PROBLEM STATEMENT - Print the entries verbatim, leaving out the images they contain.

== DATA IN THIS EXERCISE ==

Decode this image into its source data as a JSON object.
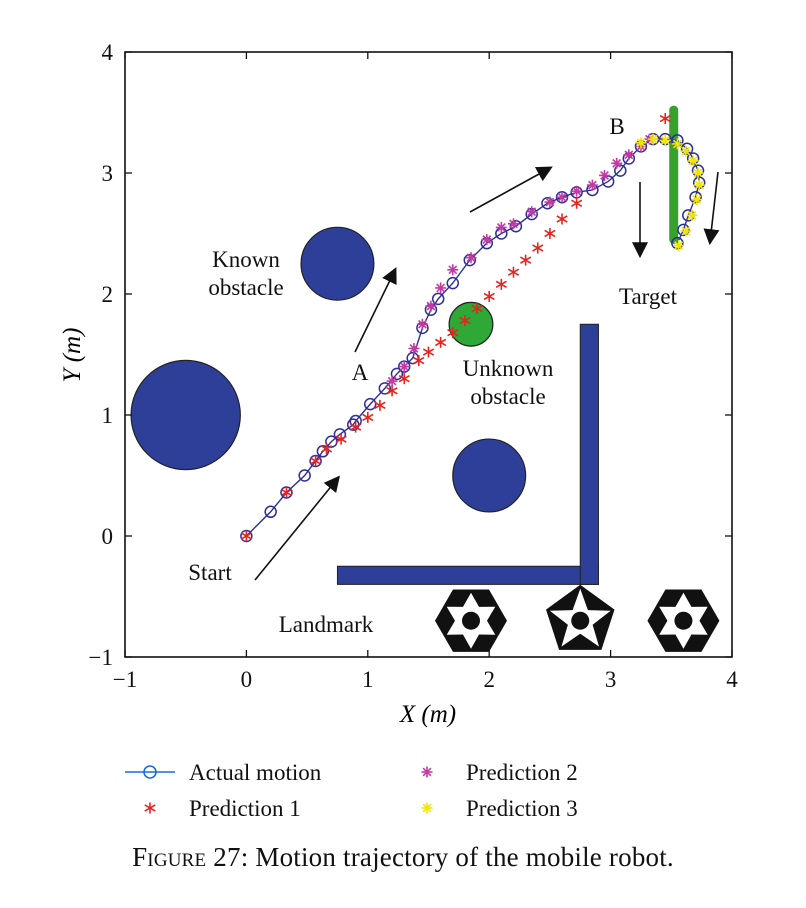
{
  "chart_data": {
    "type": "scatter",
    "xlabel": "X (m)",
    "ylabel": "Y (m)",
    "xlim": [
      -1,
      4
    ],
    "ylim": [
      -1,
      4
    ],
    "xticks": [
      "-1",
      "0",
      "1",
      "2",
      "3",
      "4"
    ],
    "yticks": [
      "-1",
      "0",
      "1",
      "2",
      "3",
      "4"
    ],
    "grid": false,
    "legend_position": "bottom",
    "series": [
      {
        "name": "Actual motion",
        "color": "#2e2e9a",
        "marker": "circle",
        "points": [
          [
            0,
            0
          ],
          [
            0.2,
            0.2
          ],
          [
            0.33,
            0.36
          ],
          [
            0.48,
            0.5
          ],
          [
            0.57,
            0.62
          ],
          [
            0.63,
            0.7
          ],
          [
            0.7,
            0.78
          ],
          [
            0.77,
            0.84
          ],
          [
            0.88,
            0.92
          ],
          [
            0.9,
            0.95
          ],
          [
            1.02,
            1.09
          ],
          [
            1.14,
            1.22
          ],
          [
            1.24,
            1.34
          ],
          [
            1.3,
            1.4
          ],
          [
            1.37,
            1.47
          ],
          [
            1.45,
            1.72
          ],
          [
            1.52,
            1.87
          ],
          [
            1.58,
            1.96
          ],
          [
            1.7,
            2.09
          ],
          [
            1.84,
            2.28
          ],
          [
            1.98,
            2.42
          ],
          [
            2.1,
            2.5
          ],
          [
            2.22,
            2.56
          ],
          [
            2.35,
            2.66
          ],
          [
            2.48,
            2.75
          ],
          [
            2.6,
            2.8
          ],
          [
            2.72,
            2.84
          ],
          [
            2.85,
            2.86
          ],
          [
            2.98,
            2.93
          ],
          [
            3.08,
            3.02
          ],
          [
            3.15,
            3.12
          ],
          [
            3.25,
            3.22
          ],
          [
            3.35,
            3.28
          ],
          [
            3.45,
            3.28
          ],
          [
            3.55,
            3.27
          ],
          [
            3.63,
            3.2
          ],
          [
            3.68,
            3.12
          ],
          [
            3.72,
            3.02
          ],
          [
            3.73,
            2.92
          ],
          [
            3.7,
            2.8
          ],
          [
            3.64,
            2.65
          ],
          [
            3.6,
            2.53
          ],
          [
            3.55,
            2.42
          ]
        ]
      },
      {
        "name": "Prediction 1",
        "color": "#e8231c",
        "marker": "star",
        "points": [
          [
            0,
            0
          ],
          [
            0.33,
            0.36
          ],
          [
            0.57,
            0.62
          ],
          [
            0.66,
            0.72
          ],
          [
            0.78,
            0.8
          ],
          [
            0.9,
            0.9
          ],
          [
            1.0,
            0.98
          ],
          [
            1.1,
            1.08
          ],
          [
            1.2,
            1.2
          ],
          [
            1.3,
            1.3
          ],
          [
            1.42,
            1.45
          ],
          [
            1.5,
            1.52
          ],
          [
            1.6,
            1.6
          ],
          [
            1.7,
            1.68
          ],
          [
            1.8,
            1.78
          ],
          [
            1.9,
            1.88
          ],
          [
            2.0,
            1.98
          ],
          [
            2.1,
            2.08
          ],
          [
            2.2,
            2.18
          ],
          [
            2.3,
            2.28
          ],
          [
            2.4,
            2.38
          ],
          [
            2.5,
            2.5
          ],
          [
            2.6,
            2.62
          ],
          [
            2.72,
            2.75
          ],
          [
            3.45,
            3.45
          ]
        ]
      },
      {
        "name": "Prediction 2",
        "color": "#c23aa3",
        "marker": "asterisk",
        "points": [
          [
            1.2,
            1.28
          ],
          [
            1.3,
            1.4
          ],
          [
            1.38,
            1.55
          ],
          [
            1.45,
            1.75
          ],
          [
            1.52,
            1.9
          ],
          [
            1.6,
            2.05
          ],
          [
            1.7,
            2.2
          ],
          [
            1.85,
            2.3
          ],
          [
            1.98,
            2.45
          ],
          [
            2.1,
            2.55
          ],
          [
            2.2,
            2.58
          ],
          [
            2.35,
            2.68
          ],
          [
            2.5,
            2.76
          ],
          [
            2.6,
            2.8
          ],
          [
            2.72,
            2.85
          ],
          [
            2.85,
            2.9
          ],
          [
            2.95,
            2.98
          ],
          [
            3.05,
            3.08
          ],
          [
            3.15,
            3.15
          ],
          [
            3.25,
            3.22
          ],
          [
            3.32,
            3.28
          ]
        ]
      },
      {
        "name": "Prediction 3",
        "color": "#f1e600",
        "marker": "asterisk",
        "points": [
          [
            3.25,
            3.25
          ],
          [
            3.35,
            3.28
          ],
          [
            3.45,
            3.27
          ],
          [
            3.55,
            3.24
          ],
          [
            3.62,
            3.18
          ],
          [
            3.68,
            3.1
          ],
          [
            3.72,
            3.0
          ],
          [
            3.73,
            2.9
          ],
          [
            3.71,
            2.78
          ],
          [
            3.67,
            2.65
          ],
          [
            3.62,
            2.52
          ],
          [
            3.56,
            2.4
          ]
        ]
      }
    ],
    "annotations": {
      "start": "Start",
      "point_a": "A",
      "point_b": "B",
      "target": "Target",
      "landmark": "Landmark",
      "known_obstacle": "Known\nobstacle",
      "unknown_obstacle": "Unknown\nobstacle"
    },
    "obstacles": [
      {
        "kind": "known",
        "x": -0.5,
        "y": 1.0,
        "r": 0.45,
        "color": "#2e3f99"
      },
      {
        "kind": "known",
        "x": 0.75,
        "y": 2.25,
        "r": 0.3,
        "color": "#2e3f99"
      },
      {
        "kind": "known",
        "x": 2.0,
        "y": 0.5,
        "r": 0.3,
        "color": "#2e3f99"
      },
      {
        "kind": "unknown",
        "x": 1.85,
        "y": 1.75,
        "r": 0.18,
        "color": "#2ea836"
      }
    ],
    "walls": [
      {
        "x1": 0.75,
        "y1": -0.25,
        "x2": 2.9,
        "y2": -0.4,
        "color": "#2e3f99"
      },
      {
        "x1": 2.75,
        "y1": -0.4,
        "x2": 2.9,
        "y2": 1.75,
        "color": "#2e3f99"
      }
    ],
    "target_bar": {
      "x": 3.52,
      "y1": 2.45,
      "y2": 3.52,
      "color": "#36a22c"
    },
    "landmarks": [
      {
        "x": 1.85,
        "y": -0.7
      },
      {
        "x": 2.75,
        "y": -0.7
      },
      {
        "x": 3.6,
        "y": -0.7
      }
    ]
  },
  "caption": {
    "label": "Figure 27:",
    "text": " Motion trajectory of the mobile robot."
  }
}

===

SOLUTION FOR THIS TASK -
Decode this image into its source data as a JSON object.
{
  "chart_data": {
    "type": "scatter",
    "xlabel": "X (m)",
    "ylabel": "Y (m)",
    "xlim": [
      -1,
      4
    ],
    "ylim": [
      -1,
      4
    ],
    "xticks": [
      "-1",
      "0",
      "1",
      "2",
      "3",
      "4"
    ],
    "yticks": [
      "-1",
      "0",
      "1",
      "2",
      "3",
      "4"
    ],
    "grid": false,
    "legend_position": "bottom",
    "series": [
      {
        "name": "Actual motion",
        "color": "#2e2e9a",
        "marker": "circle",
        "points": [
          [
            0,
            0
          ],
          [
            0.2,
            0.2
          ],
          [
            0.33,
            0.36
          ],
          [
            0.48,
            0.5
          ],
          [
            0.57,
            0.62
          ],
          [
            0.63,
            0.7
          ],
          [
            0.7,
            0.78
          ],
          [
            0.77,
            0.84
          ],
          [
            0.88,
            0.92
          ],
          [
            0.9,
            0.95
          ],
          [
            1.02,
            1.09
          ],
          [
            1.14,
            1.22
          ],
          [
            1.24,
            1.34
          ],
          [
            1.3,
            1.4
          ],
          [
            1.37,
            1.47
          ],
          [
            1.45,
            1.72
          ],
          [
            1.52,
            1.87
          ],
          [
            1.58,
            1.96
          ],
          [
            1.7,
            2.09
          ],
          [
            1.84,
            2.28
          ],
          [
            1.98,
            2.42
          ],
          [
            2.1,
            2.5
          ],
          [
            2.22,
            2.56
          ],
          [
            2.35,
            2.66
          ],
          [
            2.48,
            2.75
          ],
          [
            2.6,
            2.8
          ],
          [
            2.72,
            2.84
          ],
          [
            2.85,
            2.86
          ],
          [
            2.98,
            2.93
          ],
          [
            3.08,
            3.02
          ],
          [
            3.15,
            3.12
          ],
          [
            3.25,
            3.22
          ],
          [
            3.35,
            3.28
          ],
          [
            3.45,
            3.28
          ],
          [
            3.55,
            3.27
          ],
          [
            3.63,
            3.2
          ],
          [
            3.68,
            3.12
          ],
          [
            3.72,
            3.02
          ],
          [
            3.73,
            2.92
          ],
          [
            3.7,
            2.8
          ],
          [
            3.64,
            2.65
          ],
          [
            3.6,
            2.53
          ],
          [
            3.55,
            2.42
          ]
        ]
      },
      {
        "name": "Prediction 1",
        "color": "#e8231c",
        "marker": "star",
        "points": [
          [
            0,
            0
          ],
          [
            0.33,
            0.36
          ],
          [
            0.57,
            0.62
          ],
          [
            0.66,
            0.72
          ],
          [
            0.78,
            0.8
          ],
          [
            0.9,
            0.9
          ],
          [
            1.0,
            0.98
          ],
          [
            1.1,
            1.08
          ],
          [
            1.2,
            1.2
          ],
          [
            1.3,
            1.3
          ],
          [
            1.42,
            1.45
          ],
          [
            1.5,
            1.52
          ],
          [
            1.6,
            1.6
          ],
          [
            1.7,
            1.68
          ],
          [
            1.8,
            1.78
          ],
          [
            1.9,
            1.88
          ],
          [
            2.0,
            1.98
          ],
          [
            2.1,
            2.08
          ],
          [
            2.2,
            2.18
          ],
          [
            2.3,
            2.28
          ],
          [
            2.4,
            2.38
          ],
          [
            2.5,
            2.5
          ],
          [
            2.6,
            2.62
          ],
          [
            2.72,
            2.75
          ],
          [
            3.45,
            3.45
          ]
        ]
      },
      {
        "name": "Prediction 2",
        "color": "#c23aa3",
        "marker": "asterisk",
        "points": [
          [
            1.2,
            1.28
          ],
          [
            1.3,
            1.4
          ],
          [
            1.38,
            1.55
          ],
          [
            1.45,
            1.75
          ],
          [
            1.52,
            1.9
          ],
          [
            1.6,
            2.05
          ],
          [
            1.7,
            2.2
          ],
          [
            1.85,
            2.3
          ],
          [
            1.98,
            2.45
          ],
          [
            2.1,
            2.55
          ],
          [
            2.2,
            2.58
          ],
          [
            2.35,
            2.68
          ],
          [
            2.5,
            2.76
          ],
          [
            2.6,
            2.8
          ],
          [
            2.72,
            2.85
          ],
          [
            2.85,
            2.9
          ],
          [
            2.95,
            2.98
          ],
          [
            3.05,
            3.08
          ],
          [
            3.15,
            3.15
          ],
          [
            3.25,
            3.22
          ],
          [
            3.32,
            3.28
          ]
        ]
      },
      {
        "name": "Prediction 3",
        "color": "#f1e600",
        "marker": "asterisk",
        "points": [
          [
            3.25,
            3.25
          ],
          [
            3.35,
            3.28
          ],
          [
            3.45,
            3.27
          ],
          [
            3.55,
            3.24
          ],
          [
            3.62,
            3.18
          ],
          [
            3.68,
            3.1
          ],
          [
            3.72,
            3.0
          ],
          [
            3.73,
            2.9
          ],
          [
            3.71,
            2.78
          ],
          [
            3.67,
            2.65
          ],
          [
            3.62,
            2.52
          ],
          [
            3.56,
            2.4
          ]
        ]
      }
    ],
    "annotations": {
      "start": "Start",
      "point_a": "A",
      "point_b": "B",
      "target": "Target",
      "landmark": "Landmark",
      "known_obstacle": "Known\nobstacle",
      "unknown_obstacle": "Unknown\nobstacle"
    },
    "obstacles": [
      {
        "kind": "known",
        "x": -0.5,
        "y": 1.0,
        "r": 0.45,
        "color": "#2e3f99"
      },
      {
        "kind": "known",
        "x": 0.75,
        "y": 2.25,
        "r": 0.3,
        "color": "#2e3f99"
      },
      {
        "kind": "known",
        "x": 2.0,
        "y": 0.5,
        "r": 0.3,
        "color": "#2e3f99"
      },
      {
        "kind": "unknown",
        "x": 1.85,
        "y": 1.75,
        "r": 0.18,
        "color": "#2ea836"
      }
    ],
    "walls": [
      {
        "x1": 0.75,
        "y1": -0.25,
        "x2": 2.9,
        "y2": -0.4,
        "color": "#2e3f99"
      },
      {
        "x1": 2.75,
        "y1": -0.4,
        "x2": 2.9,
        "y2": 1.75,
        "color": "#2e3f99"
      }
    ],
    "target_bar": {
      "x": 3.52,
      "y1": 2.45,
      "y2": 3.52,
      "color": "#36a22c"
    },
    "landmarks": [
      {
        "x": 1.85,
        "y": -0.7
      },
      {
        "x": 2.75,
        "y": -0.7
      },
      {
        "x": 3.6,
        "y": -0.7
      }
    ]
  },
  "caption": {
    "label": "Figure 27:",
    "text": " Motion trajectory of the mobile robot."
  }
}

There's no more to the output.